Given text START

Two weeks. Gosh, that sounds definite.

I’ve been watching a lot of television lately. I have little to no energy left to renovate or get the house baby-ready at the end of a workday (my new mindset: the baby can sleep on me. Here, throw me that towel.) Between episodes of Ghost Whisperer wherein I cry like my arm is being broken off at the shoulder (I don’t know where this new obsession is coming from- I never used to watch ‘ion: positively entertaining’ tv) and various Laws & various Orders, I’ve been enjoying the heck out of batty commercials for folks who have been “trapped” into debt. Sure, debt is superbly easy to accrue (I’ve, ah, heard) but the best part is the statement in bold across the screen that reiterates what the “paid spokesperson, not an actual lawyer” proclaims: “Over 2k in debt? IT IS NOT YOUR FAULT.” Really? Not even the InStyler hair straightener or the Slanket? (I can’t resist the new skull n’ bones pattern.) I mean, I definitely believe that infomercials hold a certain sway over all of us, but no one’s holding an UltraSmooth to your head to fork over your AmEx. I feel better, however, knowing that I am not to blame. If there’s anything I hate more than debt, it’s personal responsibility. (And frizzy hair, cold appendages and stubble.)

On a similar note, what would really happen if I followed the advice of some of those ads that implore you to “Tell ’em ___ sent ya!” If I walked into a pharmacy and proclaimed that Wilford Brimley should’ve called ahead for me, do you think that would fly?

“Oh, how is he?”

“…Fine.”

And while we’re on the topic of blatant consumerism, what the heck is Target’s problem? I went in seeking nursing bras (sorry) and asked a lady in the section clearly labeled ‘Maternity.” You would have thought I asked her to jump my car with the look she gave me.

“Uh, that’s not my department. Maybe try LINGERIE?”

(My bad. Many things come to mind with the word ‘lingerie.’ Snap-top bras and supportive elastic bands are not two of them. Those definitely seem “maternal” to me.”) Searched for about ten minutes in the lingerie section and almost ventured over to Patio Furniture to ask for help when I finally found them. They were clearly marked and displayed in the three inch by seven inch gap BEHIND a support beam and hidden by two perpendicular racks of knee socks. OF COURSE. I actually did have to ask for help in getting them out (I no longer span 3×7 inches in any part of my upper torso. Sorry.)

Given text END
Information shown START

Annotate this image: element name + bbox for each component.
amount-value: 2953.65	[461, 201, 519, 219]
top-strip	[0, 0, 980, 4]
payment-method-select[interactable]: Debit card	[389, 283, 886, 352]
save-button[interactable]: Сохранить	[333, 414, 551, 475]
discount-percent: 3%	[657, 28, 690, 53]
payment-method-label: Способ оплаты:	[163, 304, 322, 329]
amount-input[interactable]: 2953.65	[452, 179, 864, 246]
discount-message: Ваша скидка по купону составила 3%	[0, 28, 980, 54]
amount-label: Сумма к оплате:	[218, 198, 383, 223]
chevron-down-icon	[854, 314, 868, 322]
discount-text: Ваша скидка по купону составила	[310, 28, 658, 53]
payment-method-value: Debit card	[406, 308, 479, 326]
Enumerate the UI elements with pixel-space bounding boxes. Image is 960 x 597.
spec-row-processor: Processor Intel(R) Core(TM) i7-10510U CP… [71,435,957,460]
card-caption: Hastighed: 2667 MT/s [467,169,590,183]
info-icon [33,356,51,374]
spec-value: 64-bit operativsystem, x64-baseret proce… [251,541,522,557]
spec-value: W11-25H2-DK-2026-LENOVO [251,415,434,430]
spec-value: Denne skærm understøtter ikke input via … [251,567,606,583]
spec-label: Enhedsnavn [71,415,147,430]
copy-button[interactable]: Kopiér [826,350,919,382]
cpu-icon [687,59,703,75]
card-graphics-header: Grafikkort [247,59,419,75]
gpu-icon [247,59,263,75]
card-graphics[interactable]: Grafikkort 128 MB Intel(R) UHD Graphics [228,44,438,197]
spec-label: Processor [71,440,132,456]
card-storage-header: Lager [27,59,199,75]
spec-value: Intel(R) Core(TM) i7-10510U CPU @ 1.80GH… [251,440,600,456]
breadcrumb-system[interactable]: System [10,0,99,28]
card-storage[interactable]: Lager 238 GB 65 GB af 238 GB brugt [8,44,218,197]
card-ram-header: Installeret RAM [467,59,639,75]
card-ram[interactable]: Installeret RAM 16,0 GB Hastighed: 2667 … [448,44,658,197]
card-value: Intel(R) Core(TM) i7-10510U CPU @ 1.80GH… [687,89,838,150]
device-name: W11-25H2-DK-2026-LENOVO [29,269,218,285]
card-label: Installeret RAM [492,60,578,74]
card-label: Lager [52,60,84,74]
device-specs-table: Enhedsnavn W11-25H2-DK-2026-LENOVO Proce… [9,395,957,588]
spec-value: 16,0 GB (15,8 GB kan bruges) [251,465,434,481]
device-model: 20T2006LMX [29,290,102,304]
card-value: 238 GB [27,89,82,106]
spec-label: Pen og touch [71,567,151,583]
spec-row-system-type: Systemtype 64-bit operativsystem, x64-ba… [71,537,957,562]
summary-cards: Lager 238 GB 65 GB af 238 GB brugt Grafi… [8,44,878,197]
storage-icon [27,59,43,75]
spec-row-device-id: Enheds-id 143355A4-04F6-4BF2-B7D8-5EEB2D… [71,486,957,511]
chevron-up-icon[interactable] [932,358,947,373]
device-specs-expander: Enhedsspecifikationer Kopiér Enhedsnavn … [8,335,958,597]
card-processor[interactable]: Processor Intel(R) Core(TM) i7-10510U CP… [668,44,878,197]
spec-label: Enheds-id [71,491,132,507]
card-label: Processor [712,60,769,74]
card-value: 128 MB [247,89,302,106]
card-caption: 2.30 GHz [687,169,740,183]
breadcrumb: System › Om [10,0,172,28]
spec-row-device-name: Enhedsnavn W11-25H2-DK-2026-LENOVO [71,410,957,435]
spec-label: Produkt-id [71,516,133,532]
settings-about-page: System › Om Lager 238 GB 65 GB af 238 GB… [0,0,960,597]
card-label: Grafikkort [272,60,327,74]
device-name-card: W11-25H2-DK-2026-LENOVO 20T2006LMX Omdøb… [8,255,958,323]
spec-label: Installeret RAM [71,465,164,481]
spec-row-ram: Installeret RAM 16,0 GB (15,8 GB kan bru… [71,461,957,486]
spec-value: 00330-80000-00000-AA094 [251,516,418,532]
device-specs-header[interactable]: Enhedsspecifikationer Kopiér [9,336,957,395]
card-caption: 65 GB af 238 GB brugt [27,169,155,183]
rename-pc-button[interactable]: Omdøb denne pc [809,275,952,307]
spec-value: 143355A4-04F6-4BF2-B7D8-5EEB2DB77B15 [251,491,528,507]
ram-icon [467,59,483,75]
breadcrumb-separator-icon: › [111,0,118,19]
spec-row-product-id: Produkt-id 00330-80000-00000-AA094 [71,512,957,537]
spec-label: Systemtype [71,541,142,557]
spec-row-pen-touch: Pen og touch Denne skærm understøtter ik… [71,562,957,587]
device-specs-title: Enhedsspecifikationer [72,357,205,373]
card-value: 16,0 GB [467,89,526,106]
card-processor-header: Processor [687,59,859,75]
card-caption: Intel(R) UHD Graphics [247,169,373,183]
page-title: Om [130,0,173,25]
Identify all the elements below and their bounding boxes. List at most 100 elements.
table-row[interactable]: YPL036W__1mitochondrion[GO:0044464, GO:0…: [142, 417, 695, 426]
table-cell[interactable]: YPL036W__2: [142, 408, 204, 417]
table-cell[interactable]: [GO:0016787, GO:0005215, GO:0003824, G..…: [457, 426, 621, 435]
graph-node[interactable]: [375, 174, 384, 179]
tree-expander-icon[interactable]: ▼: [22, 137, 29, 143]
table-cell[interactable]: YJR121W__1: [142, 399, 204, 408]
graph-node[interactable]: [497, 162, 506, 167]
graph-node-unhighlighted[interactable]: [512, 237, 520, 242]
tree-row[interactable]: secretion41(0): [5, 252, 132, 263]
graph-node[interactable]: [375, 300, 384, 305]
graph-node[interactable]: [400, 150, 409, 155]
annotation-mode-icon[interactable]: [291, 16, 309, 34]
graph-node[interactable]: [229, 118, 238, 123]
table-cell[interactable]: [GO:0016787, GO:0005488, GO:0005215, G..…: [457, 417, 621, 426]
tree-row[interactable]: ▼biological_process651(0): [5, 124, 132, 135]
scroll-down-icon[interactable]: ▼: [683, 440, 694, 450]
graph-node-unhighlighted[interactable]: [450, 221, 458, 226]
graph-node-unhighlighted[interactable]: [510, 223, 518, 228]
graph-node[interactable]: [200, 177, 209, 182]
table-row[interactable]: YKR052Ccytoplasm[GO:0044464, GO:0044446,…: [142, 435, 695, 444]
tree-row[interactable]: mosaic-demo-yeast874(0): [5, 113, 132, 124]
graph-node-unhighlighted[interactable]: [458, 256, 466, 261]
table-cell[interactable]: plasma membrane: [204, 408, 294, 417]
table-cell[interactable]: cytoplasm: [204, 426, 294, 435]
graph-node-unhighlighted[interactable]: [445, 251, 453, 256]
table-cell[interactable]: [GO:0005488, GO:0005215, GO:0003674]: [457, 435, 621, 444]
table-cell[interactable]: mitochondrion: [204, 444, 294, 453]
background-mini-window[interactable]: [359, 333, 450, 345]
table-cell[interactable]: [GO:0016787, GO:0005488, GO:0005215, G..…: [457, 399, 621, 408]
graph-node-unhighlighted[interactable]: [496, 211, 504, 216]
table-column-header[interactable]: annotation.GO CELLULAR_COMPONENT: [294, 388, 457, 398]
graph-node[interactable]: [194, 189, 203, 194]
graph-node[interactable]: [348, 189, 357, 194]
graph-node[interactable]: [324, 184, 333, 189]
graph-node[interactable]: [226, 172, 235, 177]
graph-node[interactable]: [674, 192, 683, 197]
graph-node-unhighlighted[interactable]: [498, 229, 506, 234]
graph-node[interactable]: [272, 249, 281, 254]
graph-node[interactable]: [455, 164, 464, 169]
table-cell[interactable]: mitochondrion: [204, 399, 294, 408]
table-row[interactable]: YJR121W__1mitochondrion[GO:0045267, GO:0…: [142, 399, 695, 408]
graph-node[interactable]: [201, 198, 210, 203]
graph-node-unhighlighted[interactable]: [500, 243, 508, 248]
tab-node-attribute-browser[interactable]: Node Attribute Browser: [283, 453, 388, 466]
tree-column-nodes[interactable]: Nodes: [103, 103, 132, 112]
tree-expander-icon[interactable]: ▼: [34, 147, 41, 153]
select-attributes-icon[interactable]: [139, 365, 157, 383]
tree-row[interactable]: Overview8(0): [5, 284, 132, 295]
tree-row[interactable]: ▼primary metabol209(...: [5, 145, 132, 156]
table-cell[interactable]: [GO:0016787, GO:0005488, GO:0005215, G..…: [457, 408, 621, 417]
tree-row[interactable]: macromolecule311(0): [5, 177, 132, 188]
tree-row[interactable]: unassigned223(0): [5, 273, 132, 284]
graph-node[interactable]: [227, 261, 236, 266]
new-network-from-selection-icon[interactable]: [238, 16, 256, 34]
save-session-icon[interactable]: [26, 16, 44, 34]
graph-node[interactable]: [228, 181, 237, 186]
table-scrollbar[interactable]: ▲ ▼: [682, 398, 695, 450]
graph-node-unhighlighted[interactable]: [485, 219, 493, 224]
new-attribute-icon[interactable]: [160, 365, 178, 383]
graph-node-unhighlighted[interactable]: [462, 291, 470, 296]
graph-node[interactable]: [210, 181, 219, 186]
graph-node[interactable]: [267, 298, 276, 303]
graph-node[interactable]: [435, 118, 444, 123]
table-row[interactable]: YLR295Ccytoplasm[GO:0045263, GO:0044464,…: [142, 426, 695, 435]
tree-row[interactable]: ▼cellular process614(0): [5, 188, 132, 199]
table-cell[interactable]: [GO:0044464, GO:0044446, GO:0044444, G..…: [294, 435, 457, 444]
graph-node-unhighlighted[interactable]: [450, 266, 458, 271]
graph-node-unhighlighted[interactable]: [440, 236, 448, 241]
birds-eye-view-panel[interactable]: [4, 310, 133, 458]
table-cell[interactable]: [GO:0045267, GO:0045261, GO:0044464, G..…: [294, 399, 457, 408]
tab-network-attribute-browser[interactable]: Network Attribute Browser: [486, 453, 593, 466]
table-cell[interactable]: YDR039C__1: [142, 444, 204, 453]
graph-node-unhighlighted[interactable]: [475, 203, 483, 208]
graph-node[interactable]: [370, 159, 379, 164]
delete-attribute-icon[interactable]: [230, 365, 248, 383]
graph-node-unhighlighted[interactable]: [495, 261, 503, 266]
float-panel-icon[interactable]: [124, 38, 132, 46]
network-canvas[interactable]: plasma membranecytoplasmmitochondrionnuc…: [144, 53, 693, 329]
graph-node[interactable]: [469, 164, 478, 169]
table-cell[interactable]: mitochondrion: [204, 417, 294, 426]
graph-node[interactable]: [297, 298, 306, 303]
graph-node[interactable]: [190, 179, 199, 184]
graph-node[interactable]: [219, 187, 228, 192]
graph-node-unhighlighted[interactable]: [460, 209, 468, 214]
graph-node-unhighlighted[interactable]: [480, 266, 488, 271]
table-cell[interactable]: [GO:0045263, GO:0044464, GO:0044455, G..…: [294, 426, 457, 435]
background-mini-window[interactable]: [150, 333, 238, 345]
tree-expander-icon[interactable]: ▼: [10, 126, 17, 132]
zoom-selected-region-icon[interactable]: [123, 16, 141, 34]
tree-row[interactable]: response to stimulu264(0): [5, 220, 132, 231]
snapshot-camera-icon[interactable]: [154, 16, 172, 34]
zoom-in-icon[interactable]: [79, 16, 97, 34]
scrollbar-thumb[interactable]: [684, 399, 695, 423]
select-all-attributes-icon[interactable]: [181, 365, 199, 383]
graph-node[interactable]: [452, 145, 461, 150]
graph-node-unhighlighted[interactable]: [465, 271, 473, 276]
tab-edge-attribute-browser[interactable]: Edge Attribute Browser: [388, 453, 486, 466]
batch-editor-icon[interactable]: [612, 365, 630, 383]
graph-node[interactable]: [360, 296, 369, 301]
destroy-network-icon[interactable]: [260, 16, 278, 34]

Information shown END

Quote the blog post about television commercials and shopping for nursing bras in full, word for word.

Two weeks. Gosh, that sounds definite.

I’ve been watching a lot of television lately. I have little to no energy left to renovate or get the house baby-ready at the end of a workday (my new mindset: the baby can sleep on me. Here, throw me that towel.) Between episodes of Ghost Whisperer wherein I cry like my arm is being broken off at the shoulder (I don’t know where this new obsession is coming from- I never used to watch ‘ion: positively entertaining’ tv) and various Laws & various Orders, I’ve been enjoying the heck out of batty commercials for folks who have been “trapped” into debt. Sure, debt is superbly easy to accrue (I’ve, ah, heard) but the best part is the statement in bold across the screen that reiterates what the “paid spokesperson, not an actual lawyer” proclaims: “Over 2k in debt? IT IS NOT YOUR FAULT.” Really? Not even the InStyler hair straightener or the Slanket? (I can’t resist the new skull n’ bones pattern.) I mean, I definitely believe that infomercials hold a certain sway over all of us, but no one’s holding an UltraSmooth to your head to fork over your AmEx. I feel better, however, knowing that I am not to blame. If there’s anything I hate more than debt, it’s personal responsibility. (And frizzy hair, cold appendages and stubble.)

On a similar note, what would really happen if I followed the advice of some of those ads that implore you to “Tell ’em ___ sent ya!” If I walked into a pharmacy and proclaimed that Wilford Brimley should’ve called ahead for me, do you think that would fly?

“Oh, how is he?”

“…Fine.”

And while we’re on the topic of blatant consumerism, what the heck is Target’s problem? I went in seeking nursing bras (sorry) and asked a lady in the section clearly labeled ‘Maternity.” You would have thought I asked her to jump my car with the look she gave me.

“Uh, that’s not my department. Maybe try LINGERIE?”

(My bad. Many things come to mind with the word ‘lingerie.’ Snap-top bras and supportive elastic bands are not two of them. Those definitely seem “maternal” to me.”) Searched for about ten minutes in the lingerie section and almost ventured over to Patio Furniture to ask for help when I finally found them. They were clearly marked and displayed in the three inch by seven inch gap BEHIND a support beam and hidden by two perpendicular racks of knee socks. OF COURSE. I actually did have to ask for help in getting them out (I no longer span 3×7 inches in any part of my upper torso. Sorry.)